## What is required
Locate the word "title" in the data below, then copy every line that holds it.

## Information given
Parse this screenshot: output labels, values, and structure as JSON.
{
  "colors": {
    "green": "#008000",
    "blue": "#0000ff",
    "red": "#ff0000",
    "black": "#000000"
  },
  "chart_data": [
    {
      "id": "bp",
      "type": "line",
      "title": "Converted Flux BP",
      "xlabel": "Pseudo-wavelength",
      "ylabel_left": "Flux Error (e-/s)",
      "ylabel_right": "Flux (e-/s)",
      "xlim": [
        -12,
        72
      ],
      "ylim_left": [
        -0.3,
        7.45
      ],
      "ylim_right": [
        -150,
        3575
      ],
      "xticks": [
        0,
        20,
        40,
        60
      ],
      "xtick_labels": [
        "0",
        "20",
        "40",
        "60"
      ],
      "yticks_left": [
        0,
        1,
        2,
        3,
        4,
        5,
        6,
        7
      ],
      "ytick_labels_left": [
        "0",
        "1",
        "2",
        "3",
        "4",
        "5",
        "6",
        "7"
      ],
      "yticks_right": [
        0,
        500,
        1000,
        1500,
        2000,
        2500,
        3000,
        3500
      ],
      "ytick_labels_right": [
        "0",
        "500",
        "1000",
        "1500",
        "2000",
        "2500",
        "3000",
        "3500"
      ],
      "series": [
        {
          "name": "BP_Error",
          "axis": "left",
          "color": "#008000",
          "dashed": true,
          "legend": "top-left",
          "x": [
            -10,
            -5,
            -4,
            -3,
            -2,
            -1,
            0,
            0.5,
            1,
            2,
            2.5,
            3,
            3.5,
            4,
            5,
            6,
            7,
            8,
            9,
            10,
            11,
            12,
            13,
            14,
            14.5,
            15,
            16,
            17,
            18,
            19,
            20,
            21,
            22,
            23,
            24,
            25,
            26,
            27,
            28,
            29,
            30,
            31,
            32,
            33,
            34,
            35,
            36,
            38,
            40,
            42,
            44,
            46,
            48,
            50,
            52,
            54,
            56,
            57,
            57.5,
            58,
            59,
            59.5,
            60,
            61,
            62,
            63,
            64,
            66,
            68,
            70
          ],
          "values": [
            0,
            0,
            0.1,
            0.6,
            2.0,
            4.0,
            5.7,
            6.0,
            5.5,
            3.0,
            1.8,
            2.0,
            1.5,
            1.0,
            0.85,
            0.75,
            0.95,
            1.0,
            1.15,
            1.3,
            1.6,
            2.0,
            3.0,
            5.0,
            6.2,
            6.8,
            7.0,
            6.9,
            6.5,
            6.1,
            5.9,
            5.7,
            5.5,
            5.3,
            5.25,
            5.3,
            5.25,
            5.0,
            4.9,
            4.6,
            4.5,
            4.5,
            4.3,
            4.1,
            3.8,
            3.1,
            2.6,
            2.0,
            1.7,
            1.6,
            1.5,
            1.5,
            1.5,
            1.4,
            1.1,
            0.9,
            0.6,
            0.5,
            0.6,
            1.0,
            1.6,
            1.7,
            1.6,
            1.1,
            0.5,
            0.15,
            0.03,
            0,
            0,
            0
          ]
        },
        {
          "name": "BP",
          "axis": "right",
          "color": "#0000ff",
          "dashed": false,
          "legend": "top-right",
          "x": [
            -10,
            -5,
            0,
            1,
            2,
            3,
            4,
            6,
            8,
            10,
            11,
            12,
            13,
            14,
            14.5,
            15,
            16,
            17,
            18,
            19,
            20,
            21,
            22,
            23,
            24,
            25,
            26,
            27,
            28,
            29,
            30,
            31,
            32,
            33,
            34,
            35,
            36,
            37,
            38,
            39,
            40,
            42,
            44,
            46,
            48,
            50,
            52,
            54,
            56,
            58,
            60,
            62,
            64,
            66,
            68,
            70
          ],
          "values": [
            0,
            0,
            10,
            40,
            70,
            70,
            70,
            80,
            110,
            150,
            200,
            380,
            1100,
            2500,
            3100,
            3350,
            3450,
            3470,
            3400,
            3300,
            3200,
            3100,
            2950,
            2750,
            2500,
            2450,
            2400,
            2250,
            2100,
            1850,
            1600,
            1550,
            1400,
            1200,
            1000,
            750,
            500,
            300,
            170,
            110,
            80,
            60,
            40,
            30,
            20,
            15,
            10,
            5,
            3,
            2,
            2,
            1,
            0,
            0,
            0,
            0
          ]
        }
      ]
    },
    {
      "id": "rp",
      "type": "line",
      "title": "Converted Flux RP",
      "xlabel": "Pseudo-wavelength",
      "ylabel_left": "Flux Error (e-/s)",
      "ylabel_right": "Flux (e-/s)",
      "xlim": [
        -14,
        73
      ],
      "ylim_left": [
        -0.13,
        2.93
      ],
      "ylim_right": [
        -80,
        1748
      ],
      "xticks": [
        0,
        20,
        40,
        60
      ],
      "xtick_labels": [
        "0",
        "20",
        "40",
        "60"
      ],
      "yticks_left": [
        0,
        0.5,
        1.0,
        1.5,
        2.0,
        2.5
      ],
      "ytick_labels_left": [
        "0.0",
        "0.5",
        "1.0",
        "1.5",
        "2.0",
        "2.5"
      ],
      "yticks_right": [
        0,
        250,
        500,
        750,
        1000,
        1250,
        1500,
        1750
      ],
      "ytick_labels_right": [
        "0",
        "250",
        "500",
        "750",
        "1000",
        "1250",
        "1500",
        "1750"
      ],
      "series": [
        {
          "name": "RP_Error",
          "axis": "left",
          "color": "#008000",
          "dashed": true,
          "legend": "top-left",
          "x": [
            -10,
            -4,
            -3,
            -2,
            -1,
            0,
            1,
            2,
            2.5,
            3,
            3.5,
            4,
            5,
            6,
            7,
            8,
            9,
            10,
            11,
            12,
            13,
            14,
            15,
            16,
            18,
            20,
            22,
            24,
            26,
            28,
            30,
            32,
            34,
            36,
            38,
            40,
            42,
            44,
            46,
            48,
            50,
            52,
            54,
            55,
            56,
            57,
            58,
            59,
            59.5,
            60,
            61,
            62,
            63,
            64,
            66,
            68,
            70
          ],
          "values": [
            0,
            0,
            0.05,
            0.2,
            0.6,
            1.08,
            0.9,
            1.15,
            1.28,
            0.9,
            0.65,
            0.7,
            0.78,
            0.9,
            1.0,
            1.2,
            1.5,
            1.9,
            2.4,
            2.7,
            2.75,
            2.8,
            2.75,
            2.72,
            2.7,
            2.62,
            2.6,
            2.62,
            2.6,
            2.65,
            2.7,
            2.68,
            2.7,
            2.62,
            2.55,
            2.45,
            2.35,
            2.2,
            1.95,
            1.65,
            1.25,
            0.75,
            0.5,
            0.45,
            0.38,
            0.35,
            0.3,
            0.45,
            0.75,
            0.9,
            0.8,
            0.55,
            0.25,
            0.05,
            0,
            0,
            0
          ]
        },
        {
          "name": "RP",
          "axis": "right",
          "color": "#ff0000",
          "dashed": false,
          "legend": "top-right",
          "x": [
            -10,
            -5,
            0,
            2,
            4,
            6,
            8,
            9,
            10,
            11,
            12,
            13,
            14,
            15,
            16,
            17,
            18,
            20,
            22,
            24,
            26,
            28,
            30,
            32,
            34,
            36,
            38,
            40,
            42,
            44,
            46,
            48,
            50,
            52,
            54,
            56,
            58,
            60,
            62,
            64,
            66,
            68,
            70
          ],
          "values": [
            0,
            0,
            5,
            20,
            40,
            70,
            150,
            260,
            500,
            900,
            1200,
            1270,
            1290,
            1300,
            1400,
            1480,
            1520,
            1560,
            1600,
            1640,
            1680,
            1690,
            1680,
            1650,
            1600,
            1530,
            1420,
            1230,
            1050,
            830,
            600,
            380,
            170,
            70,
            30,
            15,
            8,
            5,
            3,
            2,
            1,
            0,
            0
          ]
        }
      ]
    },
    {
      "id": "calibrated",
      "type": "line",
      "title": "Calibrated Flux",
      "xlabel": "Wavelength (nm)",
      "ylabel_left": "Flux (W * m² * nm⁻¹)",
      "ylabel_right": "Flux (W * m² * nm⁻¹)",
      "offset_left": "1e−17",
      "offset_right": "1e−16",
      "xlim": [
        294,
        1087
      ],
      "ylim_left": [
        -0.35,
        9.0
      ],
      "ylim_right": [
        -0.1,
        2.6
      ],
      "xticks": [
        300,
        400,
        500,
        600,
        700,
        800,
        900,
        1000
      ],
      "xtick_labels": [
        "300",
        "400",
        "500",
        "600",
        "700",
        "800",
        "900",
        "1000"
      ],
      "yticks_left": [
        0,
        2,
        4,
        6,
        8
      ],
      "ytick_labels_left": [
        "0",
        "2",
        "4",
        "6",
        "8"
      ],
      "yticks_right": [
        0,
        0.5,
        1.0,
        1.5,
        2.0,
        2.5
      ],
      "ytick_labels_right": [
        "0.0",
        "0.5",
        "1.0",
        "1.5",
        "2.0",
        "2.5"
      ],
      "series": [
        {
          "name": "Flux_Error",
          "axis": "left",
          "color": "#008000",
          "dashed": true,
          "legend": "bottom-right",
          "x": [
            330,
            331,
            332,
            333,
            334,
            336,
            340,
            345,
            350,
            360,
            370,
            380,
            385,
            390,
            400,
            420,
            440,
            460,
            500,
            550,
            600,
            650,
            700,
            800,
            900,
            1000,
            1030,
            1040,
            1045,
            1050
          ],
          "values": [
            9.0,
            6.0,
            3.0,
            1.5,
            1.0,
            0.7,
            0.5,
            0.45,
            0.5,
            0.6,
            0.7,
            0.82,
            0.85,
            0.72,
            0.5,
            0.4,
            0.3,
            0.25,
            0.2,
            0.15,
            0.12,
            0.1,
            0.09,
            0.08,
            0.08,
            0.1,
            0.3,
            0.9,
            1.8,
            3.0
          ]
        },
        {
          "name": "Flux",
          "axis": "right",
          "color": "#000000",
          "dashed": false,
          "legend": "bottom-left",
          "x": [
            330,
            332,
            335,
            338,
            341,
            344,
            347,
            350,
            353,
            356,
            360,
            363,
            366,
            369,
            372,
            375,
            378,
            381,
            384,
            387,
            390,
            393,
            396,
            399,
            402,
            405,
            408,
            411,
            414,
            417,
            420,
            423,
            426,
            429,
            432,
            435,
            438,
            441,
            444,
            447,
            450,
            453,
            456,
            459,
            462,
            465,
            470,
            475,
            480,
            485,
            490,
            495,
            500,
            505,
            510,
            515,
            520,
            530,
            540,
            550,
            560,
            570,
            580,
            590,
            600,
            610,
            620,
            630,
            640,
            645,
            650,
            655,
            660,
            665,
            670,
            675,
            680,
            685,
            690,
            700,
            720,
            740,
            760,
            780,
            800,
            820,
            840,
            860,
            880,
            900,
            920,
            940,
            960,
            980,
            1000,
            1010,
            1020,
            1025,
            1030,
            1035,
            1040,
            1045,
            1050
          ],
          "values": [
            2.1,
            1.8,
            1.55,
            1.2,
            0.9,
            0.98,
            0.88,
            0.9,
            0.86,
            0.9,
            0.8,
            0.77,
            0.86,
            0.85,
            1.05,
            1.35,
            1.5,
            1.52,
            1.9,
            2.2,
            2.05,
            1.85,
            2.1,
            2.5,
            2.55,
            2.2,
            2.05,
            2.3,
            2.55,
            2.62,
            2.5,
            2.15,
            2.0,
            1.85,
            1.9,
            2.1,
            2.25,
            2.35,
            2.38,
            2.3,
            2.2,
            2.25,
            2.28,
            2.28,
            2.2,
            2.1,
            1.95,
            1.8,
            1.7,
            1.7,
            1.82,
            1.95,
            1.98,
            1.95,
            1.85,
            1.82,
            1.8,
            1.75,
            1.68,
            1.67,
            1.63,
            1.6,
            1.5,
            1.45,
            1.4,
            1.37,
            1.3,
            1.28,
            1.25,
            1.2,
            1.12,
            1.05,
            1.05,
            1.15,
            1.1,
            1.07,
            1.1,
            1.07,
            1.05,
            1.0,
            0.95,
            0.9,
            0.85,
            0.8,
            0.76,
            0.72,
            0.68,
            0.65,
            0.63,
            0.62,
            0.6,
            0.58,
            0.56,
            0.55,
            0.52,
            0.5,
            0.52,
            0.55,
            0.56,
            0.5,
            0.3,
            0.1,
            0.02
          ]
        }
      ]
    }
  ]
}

## Written solution
      "title": "Converted Flux BP",
      "title": "Converted Flux RP",
      "title": "Calibrated Flux",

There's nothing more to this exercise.